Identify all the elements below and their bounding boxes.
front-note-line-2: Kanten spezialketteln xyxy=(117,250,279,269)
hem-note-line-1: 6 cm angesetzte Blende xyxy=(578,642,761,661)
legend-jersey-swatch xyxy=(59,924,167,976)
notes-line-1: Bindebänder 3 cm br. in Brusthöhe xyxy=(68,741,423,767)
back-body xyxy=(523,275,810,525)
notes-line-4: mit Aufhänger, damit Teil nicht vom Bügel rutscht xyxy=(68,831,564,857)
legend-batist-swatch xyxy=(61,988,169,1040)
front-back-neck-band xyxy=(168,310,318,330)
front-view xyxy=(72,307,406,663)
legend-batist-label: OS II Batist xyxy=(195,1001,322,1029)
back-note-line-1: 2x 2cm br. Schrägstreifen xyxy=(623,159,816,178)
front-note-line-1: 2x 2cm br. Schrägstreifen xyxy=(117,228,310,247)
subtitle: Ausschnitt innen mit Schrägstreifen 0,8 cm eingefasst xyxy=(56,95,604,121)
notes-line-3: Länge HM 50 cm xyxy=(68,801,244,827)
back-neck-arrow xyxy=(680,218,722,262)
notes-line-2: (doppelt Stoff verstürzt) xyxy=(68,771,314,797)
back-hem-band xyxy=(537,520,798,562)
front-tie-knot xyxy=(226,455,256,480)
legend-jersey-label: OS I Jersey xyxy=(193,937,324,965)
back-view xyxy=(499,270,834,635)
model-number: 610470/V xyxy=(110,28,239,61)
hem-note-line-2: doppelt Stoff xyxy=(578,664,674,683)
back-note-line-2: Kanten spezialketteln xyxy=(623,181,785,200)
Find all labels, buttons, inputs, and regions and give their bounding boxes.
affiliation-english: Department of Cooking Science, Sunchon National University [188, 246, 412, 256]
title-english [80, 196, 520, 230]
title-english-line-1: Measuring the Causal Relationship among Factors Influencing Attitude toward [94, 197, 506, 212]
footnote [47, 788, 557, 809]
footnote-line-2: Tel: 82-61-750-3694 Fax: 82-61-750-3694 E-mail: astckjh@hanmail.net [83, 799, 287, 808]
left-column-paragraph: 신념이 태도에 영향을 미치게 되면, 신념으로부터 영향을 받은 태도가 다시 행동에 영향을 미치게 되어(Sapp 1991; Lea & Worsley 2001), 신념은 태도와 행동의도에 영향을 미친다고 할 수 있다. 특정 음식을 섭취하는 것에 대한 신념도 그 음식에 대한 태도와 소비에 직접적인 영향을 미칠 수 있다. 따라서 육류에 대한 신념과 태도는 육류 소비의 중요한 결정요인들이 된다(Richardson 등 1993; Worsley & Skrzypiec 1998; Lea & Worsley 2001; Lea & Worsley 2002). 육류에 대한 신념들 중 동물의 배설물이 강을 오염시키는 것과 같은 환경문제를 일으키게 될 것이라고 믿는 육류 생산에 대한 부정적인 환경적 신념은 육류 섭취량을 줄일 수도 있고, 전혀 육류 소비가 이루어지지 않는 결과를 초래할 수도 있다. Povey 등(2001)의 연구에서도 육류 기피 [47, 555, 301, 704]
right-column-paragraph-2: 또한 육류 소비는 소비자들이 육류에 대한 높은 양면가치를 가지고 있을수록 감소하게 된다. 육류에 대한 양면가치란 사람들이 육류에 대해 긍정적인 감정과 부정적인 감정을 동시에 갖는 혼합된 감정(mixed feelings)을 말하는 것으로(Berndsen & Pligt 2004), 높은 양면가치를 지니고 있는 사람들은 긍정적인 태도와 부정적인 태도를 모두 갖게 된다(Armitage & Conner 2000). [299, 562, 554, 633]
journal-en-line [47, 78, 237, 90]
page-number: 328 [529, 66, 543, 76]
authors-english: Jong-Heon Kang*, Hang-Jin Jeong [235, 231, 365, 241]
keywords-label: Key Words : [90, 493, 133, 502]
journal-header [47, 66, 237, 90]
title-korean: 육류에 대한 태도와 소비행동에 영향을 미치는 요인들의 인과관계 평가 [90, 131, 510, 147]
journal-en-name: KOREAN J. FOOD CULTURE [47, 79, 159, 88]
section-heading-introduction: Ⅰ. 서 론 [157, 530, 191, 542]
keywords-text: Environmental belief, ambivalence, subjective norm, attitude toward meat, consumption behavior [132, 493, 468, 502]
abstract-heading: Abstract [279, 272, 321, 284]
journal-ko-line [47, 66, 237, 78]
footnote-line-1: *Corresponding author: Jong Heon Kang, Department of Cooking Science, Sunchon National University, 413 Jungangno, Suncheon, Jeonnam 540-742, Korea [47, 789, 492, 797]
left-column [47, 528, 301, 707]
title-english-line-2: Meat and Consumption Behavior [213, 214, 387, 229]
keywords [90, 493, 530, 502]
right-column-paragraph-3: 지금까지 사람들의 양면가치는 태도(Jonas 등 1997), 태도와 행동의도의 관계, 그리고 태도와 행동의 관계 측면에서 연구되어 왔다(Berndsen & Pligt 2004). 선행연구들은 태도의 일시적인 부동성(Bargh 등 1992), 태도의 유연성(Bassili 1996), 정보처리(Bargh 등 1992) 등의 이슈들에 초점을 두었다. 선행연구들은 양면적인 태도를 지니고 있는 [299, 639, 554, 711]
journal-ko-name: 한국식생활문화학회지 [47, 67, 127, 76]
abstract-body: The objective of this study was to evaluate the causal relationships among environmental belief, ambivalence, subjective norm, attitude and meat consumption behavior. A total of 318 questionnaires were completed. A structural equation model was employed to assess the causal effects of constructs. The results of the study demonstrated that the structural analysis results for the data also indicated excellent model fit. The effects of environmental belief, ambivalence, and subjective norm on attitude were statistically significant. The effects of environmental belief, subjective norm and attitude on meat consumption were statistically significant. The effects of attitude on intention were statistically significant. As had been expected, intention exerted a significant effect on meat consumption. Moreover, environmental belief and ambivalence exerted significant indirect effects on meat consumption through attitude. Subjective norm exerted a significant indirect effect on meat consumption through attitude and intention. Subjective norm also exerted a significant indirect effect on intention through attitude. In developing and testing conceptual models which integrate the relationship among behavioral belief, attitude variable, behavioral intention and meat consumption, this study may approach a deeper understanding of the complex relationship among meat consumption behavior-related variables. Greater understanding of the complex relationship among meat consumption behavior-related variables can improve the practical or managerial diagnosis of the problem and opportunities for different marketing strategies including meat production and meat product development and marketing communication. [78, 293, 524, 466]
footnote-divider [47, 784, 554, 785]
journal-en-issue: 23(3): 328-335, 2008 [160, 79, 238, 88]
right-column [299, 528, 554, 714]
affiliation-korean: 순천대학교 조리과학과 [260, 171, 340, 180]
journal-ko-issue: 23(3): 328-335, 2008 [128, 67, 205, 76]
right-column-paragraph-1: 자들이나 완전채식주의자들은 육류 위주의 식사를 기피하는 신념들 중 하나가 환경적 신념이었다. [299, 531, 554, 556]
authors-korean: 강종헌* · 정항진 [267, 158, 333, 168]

§ §

** JOB **
Reproduce the records above, replacing every occurrence of "legend" with "key" and leaving all other text unchanged.

** COMPLETE RESPONSE **
Identify all the elements below and their bounding boxes.
front-note-line-2: Kanten spezialketteln xyxy=(117,250,279,269)
hem-note-line-1: 6 cm angesetzte Blende xyxy=(578,642,761,661)
key-jersey-swatch xyxy=(59,924,167,976)
notes-line-1: Bindebänder 3 cm br. in Brusthöhe xyxy=(68,741,423,767)
back-body xyxy=(523,275,810,525)
notes-line-4: mit Aufhänger, damit Teil nicht vom Bügel rutscht xyxy=(68,831,564,857)
key-batist-swatch xyxy=(61,988,169,1040)
front-back-neck-band xyxy=(168,310,318,330)
front-view xyxy=(72,307,406,663)
key-batist-label: OS II Batist xyxy=(195,1001,322,1029)
back-note-line-1: 2x 2cm br. Schrägstreifen xyxy=(623,159,816,178)
front-note-line-1: 2x 2cm br. Schrägstreifen xyxy=(117,228,310,247)
subtitle: Ausschnitt innen mit Schrägstreifen 0,8 cm eingefasst xyxy=(56,95,604,121)
notes-line-3: Länge HM 50 cm xyxy=(68,801,244,827)
back-neck-arrow xyxy=(680,218,722,262)
notes-line-2: (doppelt Stoff verstürzt) xyxy=(68,771,314,797)
back-hem-band xyxy=(537,520,798,562)
front-tie-knot xyxy=(226,455,256,480)
key-jersey-label: OS I Jersey xyxy=(193,937,324,965)
back-view xyxy=(499,270,834,635)
model-number: 610470/V xyxy=(110,28,239,61)
hem-note-line-2: doppelt Stoff xyxy=(578,664,674,683)
back-note-line-2: Kanten spezialketteln xyxy=(623,181,785,200)
Find all labels, buttons, inputs, and regions and give their bounding boxes.
affiliation-english: Department of Cooking Science, Sunchon National University [188, 246, 412, 256]
title-english [80, 196, 520, 230]
title-english-line-1: Measuring the Causal Relationship among Factors Influencing Attitude toward [94, 197, 506, 212]
footnote [47, 788, 557, 809]
footnote-line-2: Tel: 82-61-750-3694 Fax: 82-61-750-3694 E-mail: astckjh@hanmail.net [83, 799, 287, 808]
left-column-paragraph: 신념이 태도에 영향을 미치게 되면, 신념으로부터 영향을 받은 태도가 다시 행동에 영향을 미치게 되어(Sapp 1991; Lea & Worsley 2001), 신념은 태도와 행동의도에 영향을 미친다고 할 수 있다. 특정 음식을 섭취하는 것에 대한 신념도 그 음식에 대한 태도와 소비에 직접적인 영향을 미칠 수 있다. 따라서 육류에 대한 신념과 태도는 육류 소비의 중요한 결정요인들이 된다(Richardson 등 1993; Worsley & Skrzypiec 1998; Lea & Worsley 2001; Lea & Worsley 2002). 육류에 대한 신념들 중 동물의 배설물이 강을 오염시키는 것과 같은 환경문제를 일으키게 될 것이라고 믿는 육류 생산에 대한 부정적인 환경적 신념은 육류 섭취량을 줄일 수도 있고, 전혀 육류 소비가 이루어지지 않는 결과를 초래할 수도 있다. Povey 등(2001)의 연구에서도 육류 기피 [47, 555, 301, 704]
right-column-paragraph-2: 또한 육류 소비는 소비자들이 육류에 대한 높은 양면가치를 가지고 있을수록 감소하게 된다. 육류에 대한 양면가치란 사람들이 육류에 대해 긍정적인 감정과 부정적인 감정을 동시에 갖는 혼합된 감정(mixed feelings)을 말하는 것으로(Berndsen & Pligt 2004), 높은 양면가치를 지니고 있는 사람들은 긍정적인 태도와 부정적인 태도를 모두 갖게 된다(Armitage & Conner 2000). [299, 562, 554, 633]
journal-en-line [47, 78, 237, 90]
page-number: 328 [529, 66, 543, 76]
authors-english: Jong-Heon Kang*, Hang-Jin Jeong [235, 231, 365, 241]
keywords-label: Key Words : [90, 493, 133, 502]
journal-header [47, 66, 237, 90]
title-korean: 육류에 대한 태도와 소비행동에 영향을 미치는 요인들의 인과관계 평가 [90, 131, 510, 147]
journal-en-name: KOREAN J. FOOD CULTURE [47, 79, 159, 88]
section-heading-introduction: Ⅰ. 서 론 [157, 530, 191, 542]
keywords-text: Environmental belief, ambivalence, subjective norm, attitude toward meat, consumption behavior [132, 493, 468, 502]
abstract-heading: Abstract [279, 272, 321, 284]
journal-ko-line [47, 66, 237, 78]
footnote-line-1: *Corresponding author: Jong Heon Kang, Department of Cooking Science, Sunchon National University, 413 Jungangno, Suncheon, Jeonnam 540-742, Korea [47, 789, 492, 797]
left-column [47, 528, 301, 707]
title-english-line-2: Meat and Consumption Behavior [213, 214, 387, 229]
keywords [90, 493, 530, 502]
right-column-paragraph-3: 지금까지 사람들의 양면가치는 태도(Jonas 등 1997), 태도와 행동의도의 관계, 그리고 태도와 행동의 관계 측면에서 연구되어 왔다(Berndsen & Pligt 2004). 선행연구들은 태도의 일시적인 부동성(Bargh 등 1992), 태도의 유연성(Bassili 1996), 정보처리(Bargh 등 1992) 등의 이슈들에 초점을 두었다. 선행연구들은 양면적인 태도를 지니고 있는 [299, 639, 554, 711]
journal-ko-name: 한국식생활문화학회지 [47, 67, 127, 76]
abstract-body: The objective of this study was to evaluate the causal relationships among environmental belief, ambivalence, subjective norm, attitude and meat consumption behavior. A total of 318 questionnaires were completed. A structural equation model was employed to assess the causal effects of constructs. The results of the study demonstrated that the structural analysis results for the data also indicated excellent model fit. The effects of environmental belief, ambivalence, and subjective norm on attitude were statistically significant. The effects of environmental belief, subjective norm and attitude on meat consumption were statistically significant. The effects of attitude on intention were statistically significant. As had been expected, intention exerted a significant effect on meat consumption. Moreover, environmental belief and ambivalence exerted significant indirect effects on meat consumption through attitude. Subjective norm exerted a significant indirect effect on meat consumption through attitude and intention. Subjective norm also exerted a significant indirect effect on intention through attitude. In developing and testing conceptual models which integrate the relationship among behavioral belief, attitude variable, behavioral intention and meat consumption, this study may approach a deeper understanding of the complex relationship among meat consumption behavior-related variables. Greater understanding of the complex relationship among meat consumption behavior-related variables can improve the practical or managerial diagnosis of the problem and opportunities for different marketing strategies including meat production and meat product development and marketing communication. [78, 293, 524, 466]
footnote-divider [47, 784, 554, 785]
journal-en-issue: 23(3): 328-335, 2008 [160, 79, 238, 88]
right-column [299, 528, 554, 714]
affiliation-korean: 순천대학교 조리과학과 [260, 171, 340, 180]
journal-ko-issue: 23(3): 328-335, 2008 [128, 67, 205, 76]
right-column-paragraph-1: 자들이나 완전채식주의자들은 육류 위주의 식사를 기피하는 신념들 중 하나가 환경적 신념이었다. [299, 531, 554, 556]
authors-korean: 강종헌* · 정항진 [267, 158, 333, 168]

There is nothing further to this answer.